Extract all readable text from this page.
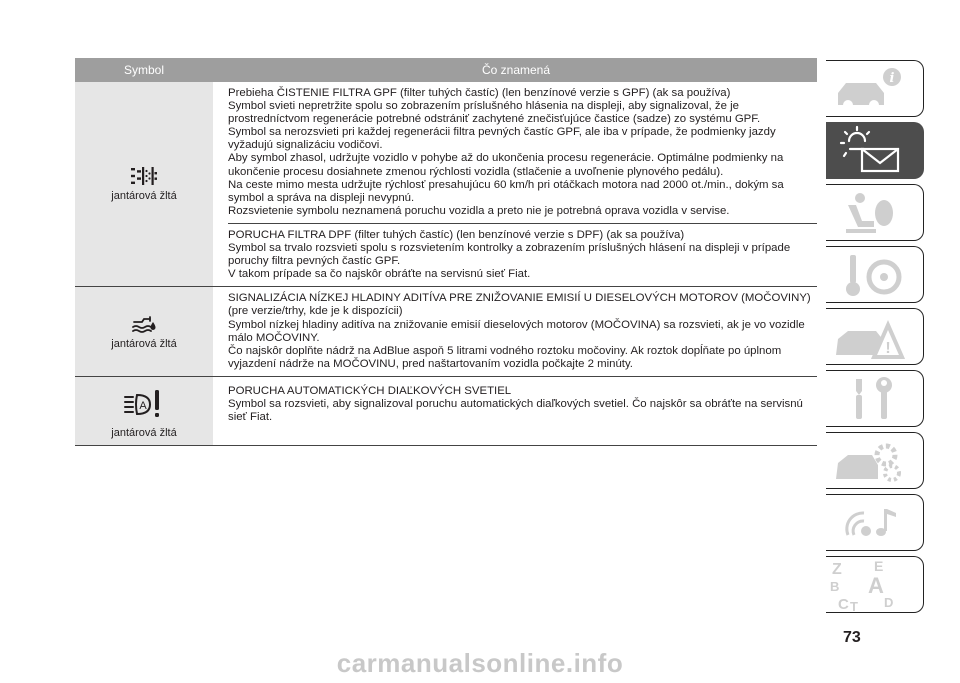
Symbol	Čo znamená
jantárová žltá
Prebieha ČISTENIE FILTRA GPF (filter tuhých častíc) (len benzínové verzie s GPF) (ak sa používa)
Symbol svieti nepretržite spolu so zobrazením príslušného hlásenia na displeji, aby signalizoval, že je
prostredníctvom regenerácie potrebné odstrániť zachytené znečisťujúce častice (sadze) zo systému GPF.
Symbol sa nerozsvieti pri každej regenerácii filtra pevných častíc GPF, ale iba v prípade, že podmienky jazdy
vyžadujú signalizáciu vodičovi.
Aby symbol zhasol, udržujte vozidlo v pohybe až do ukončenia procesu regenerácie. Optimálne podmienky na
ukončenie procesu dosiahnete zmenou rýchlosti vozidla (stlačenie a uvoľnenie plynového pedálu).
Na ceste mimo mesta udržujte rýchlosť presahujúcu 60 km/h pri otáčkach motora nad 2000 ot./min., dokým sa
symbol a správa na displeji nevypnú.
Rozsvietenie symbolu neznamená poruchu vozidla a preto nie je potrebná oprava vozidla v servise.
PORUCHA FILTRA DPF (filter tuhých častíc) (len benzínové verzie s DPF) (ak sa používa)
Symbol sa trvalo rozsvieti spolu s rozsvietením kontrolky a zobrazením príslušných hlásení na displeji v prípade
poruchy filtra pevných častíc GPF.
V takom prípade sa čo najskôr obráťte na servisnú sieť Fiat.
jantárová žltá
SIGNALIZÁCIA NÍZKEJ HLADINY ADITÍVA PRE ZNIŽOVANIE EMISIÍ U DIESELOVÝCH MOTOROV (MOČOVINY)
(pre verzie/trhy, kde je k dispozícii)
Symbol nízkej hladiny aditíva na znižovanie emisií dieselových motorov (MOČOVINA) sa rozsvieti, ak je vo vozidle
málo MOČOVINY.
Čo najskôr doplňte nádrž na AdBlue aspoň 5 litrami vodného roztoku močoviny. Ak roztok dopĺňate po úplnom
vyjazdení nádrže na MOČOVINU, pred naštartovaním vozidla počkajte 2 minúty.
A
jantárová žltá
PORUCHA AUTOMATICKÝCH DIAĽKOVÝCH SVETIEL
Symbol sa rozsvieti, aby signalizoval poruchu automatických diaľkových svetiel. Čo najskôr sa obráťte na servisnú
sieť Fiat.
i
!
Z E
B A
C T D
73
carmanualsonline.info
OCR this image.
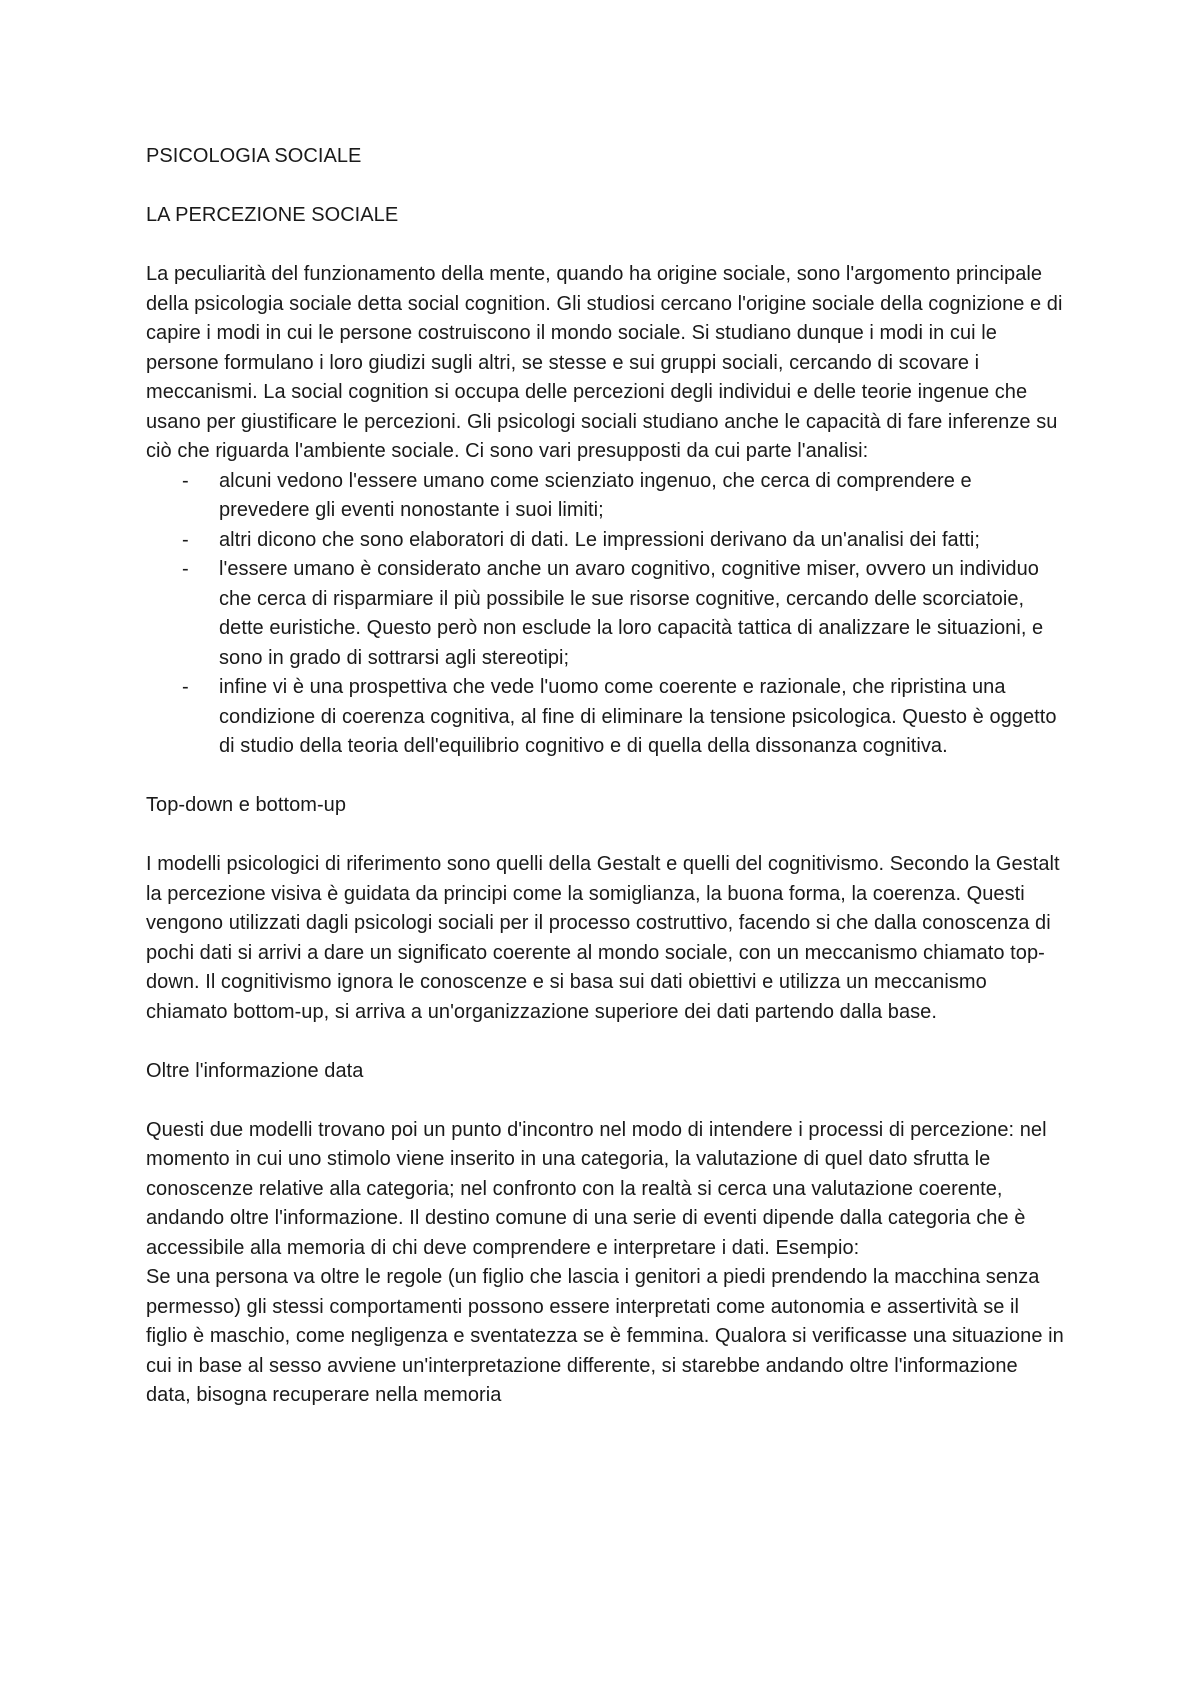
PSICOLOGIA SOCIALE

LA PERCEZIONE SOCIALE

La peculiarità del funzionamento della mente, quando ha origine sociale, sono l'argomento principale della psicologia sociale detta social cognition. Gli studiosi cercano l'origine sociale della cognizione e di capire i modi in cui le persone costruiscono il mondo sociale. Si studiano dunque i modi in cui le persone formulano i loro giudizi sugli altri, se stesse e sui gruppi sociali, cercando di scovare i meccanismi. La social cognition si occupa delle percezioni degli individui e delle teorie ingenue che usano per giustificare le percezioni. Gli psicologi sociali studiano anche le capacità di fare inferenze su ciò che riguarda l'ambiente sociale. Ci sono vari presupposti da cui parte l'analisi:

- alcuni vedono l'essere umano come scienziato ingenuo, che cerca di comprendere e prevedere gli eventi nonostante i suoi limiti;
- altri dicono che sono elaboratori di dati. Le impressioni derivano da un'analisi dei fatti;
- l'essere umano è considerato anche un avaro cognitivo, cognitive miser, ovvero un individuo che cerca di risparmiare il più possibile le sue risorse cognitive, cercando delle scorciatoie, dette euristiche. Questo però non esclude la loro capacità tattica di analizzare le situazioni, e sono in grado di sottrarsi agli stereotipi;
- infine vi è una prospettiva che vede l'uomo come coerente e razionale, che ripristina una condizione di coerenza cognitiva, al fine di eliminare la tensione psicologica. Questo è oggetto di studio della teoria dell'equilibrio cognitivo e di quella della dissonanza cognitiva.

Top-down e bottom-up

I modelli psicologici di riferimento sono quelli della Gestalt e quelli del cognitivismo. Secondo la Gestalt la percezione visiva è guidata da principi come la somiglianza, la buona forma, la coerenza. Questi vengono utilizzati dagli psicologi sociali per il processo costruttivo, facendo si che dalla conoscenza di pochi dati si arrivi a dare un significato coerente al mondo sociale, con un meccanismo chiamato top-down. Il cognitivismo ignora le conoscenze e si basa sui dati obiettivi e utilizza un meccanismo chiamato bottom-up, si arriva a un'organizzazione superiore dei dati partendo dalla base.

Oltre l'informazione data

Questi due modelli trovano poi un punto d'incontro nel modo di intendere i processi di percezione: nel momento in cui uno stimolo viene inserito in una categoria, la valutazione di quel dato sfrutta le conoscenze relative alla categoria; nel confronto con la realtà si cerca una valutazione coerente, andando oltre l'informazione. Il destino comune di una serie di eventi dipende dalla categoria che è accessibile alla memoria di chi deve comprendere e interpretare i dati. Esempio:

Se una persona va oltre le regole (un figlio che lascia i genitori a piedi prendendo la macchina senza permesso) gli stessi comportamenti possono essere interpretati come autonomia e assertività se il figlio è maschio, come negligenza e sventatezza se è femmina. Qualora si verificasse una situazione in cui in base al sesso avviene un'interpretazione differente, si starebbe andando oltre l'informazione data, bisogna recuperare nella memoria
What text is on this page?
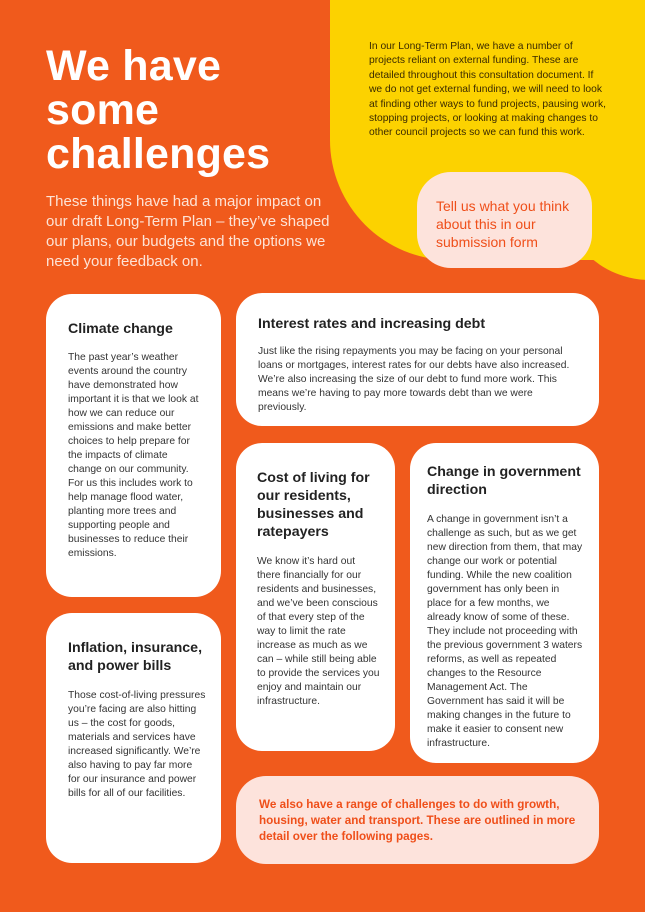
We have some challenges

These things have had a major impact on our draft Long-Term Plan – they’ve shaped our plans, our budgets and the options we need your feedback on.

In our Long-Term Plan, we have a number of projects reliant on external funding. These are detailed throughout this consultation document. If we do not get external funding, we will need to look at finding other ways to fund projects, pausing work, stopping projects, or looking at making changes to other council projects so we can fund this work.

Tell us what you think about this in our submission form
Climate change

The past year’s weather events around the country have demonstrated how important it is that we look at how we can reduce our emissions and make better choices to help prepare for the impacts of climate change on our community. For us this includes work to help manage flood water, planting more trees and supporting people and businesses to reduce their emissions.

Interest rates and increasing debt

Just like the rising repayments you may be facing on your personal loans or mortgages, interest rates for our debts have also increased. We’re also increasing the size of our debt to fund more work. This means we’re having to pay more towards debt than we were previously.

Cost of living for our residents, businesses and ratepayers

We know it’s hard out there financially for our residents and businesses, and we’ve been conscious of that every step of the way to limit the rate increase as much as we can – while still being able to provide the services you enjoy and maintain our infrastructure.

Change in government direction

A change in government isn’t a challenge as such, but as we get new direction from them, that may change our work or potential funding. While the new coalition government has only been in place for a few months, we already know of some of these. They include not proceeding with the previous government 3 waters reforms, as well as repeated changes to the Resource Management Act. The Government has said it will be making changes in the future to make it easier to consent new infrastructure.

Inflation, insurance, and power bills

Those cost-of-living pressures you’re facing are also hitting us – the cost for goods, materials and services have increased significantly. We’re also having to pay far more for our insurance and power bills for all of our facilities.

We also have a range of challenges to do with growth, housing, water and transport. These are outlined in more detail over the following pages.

## GOAL
Transcribe all entries above exactly. Drop the pictures.

## WRITTEN SOLUTION
Extract all readable text from this page.
Symbol	Čo znamená
jantárová žltá
Prebieha ČISTENIE FILTRA GPF (filter tuhých častíc) (len benzínové verzie s GPF) (ak sa používa)
Symbol svieti nepretržite spolu so zobrazením príslušného hlásenia na displeji, aby signalizoval, že je
prostredníctvom regenerácie potrebné odstrániť zachytené znečisťujúce častice (sadze) zo systému GPF.
Symbol sa nerozsvieti pri každej regenerácii filtra pevných častíc GPF, ale iba v prípade, že podmienky jazdy
vyžadujú signalizáciu vodičovi.
Aby symbol zhasol, udržujte vozidlo v pohybe až do ukončenia procesu regenerácie. Optimálne podmienky na
ukončenie procesu dosiahnete zmenou rýchlosti vozidla (stlačenie a uvoľnenie plynového pedálu).
Na ceste mimo mesta udržujte rýchlosť presahujúcu 60 km/h pri otáčkach motora nad 2000 ot./min., dokým sa
symbol a správa na displeji nevypnú.
Rozsvietenie symbolu neznamená poruchu vozidla a preto nie je potrebná oprava vozidla v servise.
PORUCHA FILTRA DPF (filter tuhých častíc) (len benzínové verzie s DPF) (ak sa používa)
Symbol sa trvalo rozsvieti spolu s rozsvietením kontrolky a zobrazením príslušných hlásení na displeji v prípade
poruchy filtra pevných častíc GPF.
V takom prípade sa čo najskôr obráťte na servisnú sieť Fiat.
jantárová žltá
SIGNALIZÁCIA NÍZKEJ HLADINY ADITÍVA PRE ZNIŽOVANIE EMISIÍ U DIESELOVÝCH MOTOROV (MOČOVINY)
(pre verzie/trhy, kde je k dispozícii)
Symbol nízkej hladiny aditíva na znižovanie emisií dieselových motorov (MOČOVINA) sa rozsvieti, ak je vo vozidle
málo MOČOVINY.
Čo najskôr doplňte nádrž na AdBlue aspoň 5 litrami vodného roztoku močoviny. Ak roztok dopĺňate po úplnom
vyjazdení nádrže na MOČOVINU, pred naštartovaním vozidla počkajte 2 minúty.
A
jantárová žltá
PORUCHA AUTOMATICKÝCH DIAĽKOVÝCH SVETIEL
Symbol sa rozsvieti, aby signalizoval poruchu automatických diaľkových svetiel. Čo najskôr sa obráťte na servisnú
sieť Fiat.
i
!
Z E
B A
C T D
73
carmanualsonline.info
OCR this image.
PSICOLOGIA SOCIALE

LA PERCEZIONE SOCIALE

La peculiarità del funzionamento della mente, quando ha origine sociale, sono l'argomento principale della psicologia sociale detta social cognition. Gli studiosi cercano l'origine sociale della cognizione e di capire i modi in cui le persone costruiscono il mondo sociale. Si studiano dunque i modi in cui le persone formulano i loro giudizi sugli altri, se stesse e sui gruppi sociali, cercando di scovare i meccanismi. La social cognition si occupa delle percezioni degli individui e delle teorie ingenue che usano per giustificare le percezioni. Gli psicologi sociali studiano anche le capacità di fare inferenze su ciò che riguarda l'ambiente sociale. Ci sono vari presupposti da cui parte l'analisi:

- alcuni vedono l'essere umano come scienziato ingenuo, che cerca di comprendere e prevedere gli eventi nonostante i suoi limiti;
- altri dicono che sono elaboratori di dati. Le impressioni derivano da un'analisi dei fatti;
- l'essere umano è considerato anche un avaro cognitivo, cognitive miser, ovvero un individuo che cerca di risparmiare il più possibile le sue risorse cognitive, cercando delle scorciatoie, dette euristiche. Questo però non esclude la loro capacità tattica di analizzare le situazioni, e sono in grado di sottrarsi agli stereotipi;
- infine vi è una prospettiva che vede l'uomo come coerente e razionale, che ripristina una condizione di coerenza cognitiva, al fine di eliminare la tensione psicologica. Questo è oggetto di studio della teoria dell'equilibrio cognitivo e di quella della dissonanza cognitiva.

Top-down e bottom-up

I modelli psicologici di riferimento sono quelli della Gestalt e quelli del cognitivismo. Secondo la Gestalt la percezione visiva è guidata da principi come la somiglianza, la buona forma, la coerenza. Questi vengono utilizzati dagli psicologi sociali per il processo costruttivo, facendo si che dalla conoscenza di pochi dati si arrivi a dare un significato coerente al mondo sociale, con un meccanismo chiamato top-down. Il cognitivismo ignora le conoscenze e si basa sui dati obiettivi e utilizza un meccanismo chiamato bottom-up, si arriva a un'organizzazione superiore dei dati partendo dalla base.

Oltre l'informazione data

Questi due modelli trovano poi un punto d'incontro nel modo di intendere i processi di percezione: nel momento in cui uno stimolo viene inserito in una categoria, la valutazione di quel dato sfrutta le conoscenze relative alla categoria; nel confronto con la realtà si cerca una valutazione coerente, andando oltre l'informazione. Il destino comune di una serie di eventi dipende dalla categoria che è accessibile alla memoria di chi deve comprendere e interpretare i dati. Esempio:

Se una persona va oltre le regole (un figlio che lascia i genitori a piedi prendendo la macchina senza permesso) gli stessi comportamenti possono essere interpretati come autonomia e assertività se il figlio è maschio, come negligenza e sventatezza se è femmina. Qualora si verificasse una situazione in cui in base al sesso avviene un'interpretazione differente, si starebbe andando oltre l'informazione data, bisogna recuperare nella memoria
What text is on this page?
We have some challenges

These things have had a major impact on our draft Long-Term Plan – they’ve shaped our plans, our budgets and the options we need your feedback on.

In our Long-Term Plan, we have a number of projects reliant on external funding. These are detailed throughout this consultation document. If we do not get external funding, we will need to look at finding other ways to fund projects, pausing work, stopping projects, or looking at making changes to other council projects so we can fund this work.

Tell us what you think about this in our submission form
Climate change

The past year’s weather events around the country have demonstrated how important it is that we look at how we can reduce our emissions and make better choices to help prepare for the impacts of climate change on our community. For us this includes work to help manage flood water, planting more trees and supporting people and businesses to reduce their emissions.

Interest rates and increasing debt

Just like the rising repayments you may be facing on your personal loans or mortgages, interest rates for our debts have also increased. We’re also increasing the size of our debt to fund more work. This means we’re having to pay more towards debt than we were previously.

Cost of living for our residents, businesses and ratepayers

We know it’s hard out there financially for our residents and businesses, and we’ve been conscious of that every step of the way to limit the rate increase as much as we can – while still being able to provide the services you enjoy and maintain our infrastructure.

Change in government direction

A change in government isn’t a challenge as such, but as we get new direction from them, that may change our work or potential funding. While the new coalition government has only been in place for a few months, we already know of some of these. They include not proceeding with the previous government 3 waters reforms, as well as repeated changes to the Resource Management Act. The Government has said it will be making changes in the future to make it easier to consent new infrastructure.

Inflation, insurance, and power bills

Those cost-of-living pressures you’re facing are also hitting us – the cost for goods, materials and services have increased significantly. We’re also having to pay far more for our insurance and power bills for all of our facilities.

We also have a range of challenges to do with growth, housing, water and transport. These are outlined in more detail over the following pages.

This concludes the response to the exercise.